- _Required work_: Any picture among the records should be left out, please; retype the rest exactly.

- _Stored data_:
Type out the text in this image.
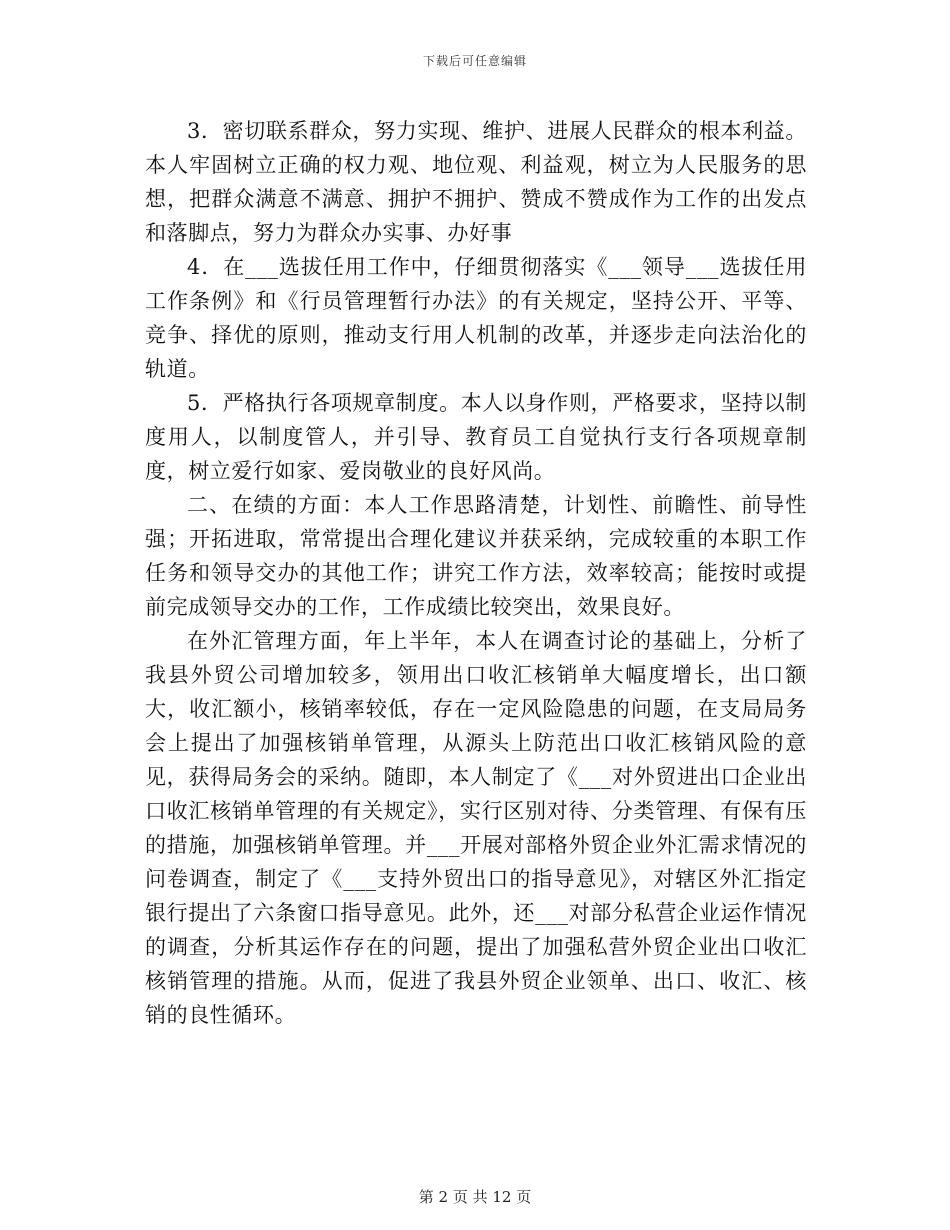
下载后可任意编辑

3．密切联系群众，努力实现、维护、进展人民群众的根本利益。本人牢固树立正确的权力观、地位观、利益观，树立为人民服务的思想，把群众满意不满意、拥护不拥护、赞成不赞成作为工作的出发点和落脚点，努力为群众办实事、办好事

4．在___选拔任用工作中，仔细贯彻落实《___领导___选拔任用工作条例》和《行员管理暂行办法》的有关规定，坚持公开、平等、竞争、择优的原则，推动支行用人机制的改革，并逐步走向法治化的轨道。

5．严格执行各项规章制度。本人以身作则，严格要求，坚持以制度用人，以制度管人，并引导、教育员工自觉执行支行各项规章制度，树立爱行如家、爱岗敬业的良好风尚。

二、在绩的方面：本人工作思路清楚，计划性、前瞻性、前导性强；开拓进取，常常提出合理化建议并获采纳，完成较重的本职工作任务和领导交办的其他工作；讲究工作方法，效率较高；能按时或提前完成领导交办的工作，工作成绩比较突出，效果良好。

在外汇管理方面，年上半年，本人在调查讨论的基础上，分析了我县外贸公司增加较多，领用出口收汇核销单大幅度增长，出口额大，收汇额小，核销率较低，存在一定风险隐患的问题，在支局局务会上提出了加强核销单管理，从源头上防范出口收汇核销风险的意见，获得局务会的采纳。随即，本人制定了《___对外贸进出口企业出口收汇核销单管理的有关规定》，实行区别对待、分类管理、有保有压的措施，加强核销单管理。并___开展对部格外贸企业外汇需求情况的问卷调查，制定了《___支持外贸出口的指导意见》，对辖区外汇指定银行提出了六条窗口指导意见。此外，还___对部分私营企业运作情况的调查，分析其运作存在的问题，提出了加强私营外贸企业出口收汇核销管理的措施。从而，促进了我县外贸企业领单、出口、收汇、核销的良性循环。

第 2 页 共 12 页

- _Answer_:
Type out the text in this image.
下载后可任意编辑

3．密切联系群众，努力实现、维护、进展人民群众的根本利益。本人牢固树立正确的权力观、地位观、利益观，树立为人民服务的思想，把群众满意不满意、拥护不拥护、赞成不赞成作为工作的出发点和落脚点，努力为群众办实事、办好事

4．在___选拔任用工作中，仔细贯彻落实《___领导___选拔任用工作条例》和《行员管理暂行办法》的有关规定，坚持公开、平等、竞争、择优的原则，推动支行用人机制的改革，并逐步走向法治化的轨道。

5．严格执行各项规章制度。本人以身作则，严格要求，坚持以制度用人，以制度管人，并引导、教育员工自觉执行支行各项规章制度，树立爱行如家、爱岗敬业的良好风尚。

二、在绩的方面：本人工作思路清楚，计划性、前瞻性、前导性强；开拓进取，常常提出合理化建议并获采纳，完成较重的本职工作任务和领导交办的其他工作；讲究工作方法，效率较高；能按时或提前完成领导交办的工作，工作成绩比较突出，效果良好。

在外汇管理方面，年上半年，本人在调查讨论的基础上，分析了我县外贸公司增加较多，领用出口收汇核销单大幅度增长，出口额大，收汇额小，核销率较低，存在一定风险隐患的问题，在支局局务会上提出了加强核销单管理，从源头上防范出口收汇核销风险的意见，获得局务会的采纳。随即，本人制定了《___对外贸进出口企业出口收汇核销单管理的有关规定》，实行区别对待、分类管理、有保有压的措施，加强核销单管理。并___开展对部格外贸企业外汇需求情况的问卷调查，制定了《___支持外贸出口的指导意见》，对辖区外汇指定银行提出了六条窗口指导意见。此外，还___对部分私营企业运作情况的调查，分析其运作存在的问题，提出了加强私营外贸企业出口收汇核销管理的措施。从而，促进了我县外贸企业领单、出口、收汇、核销的良性循环。

第 2 页 共 12 页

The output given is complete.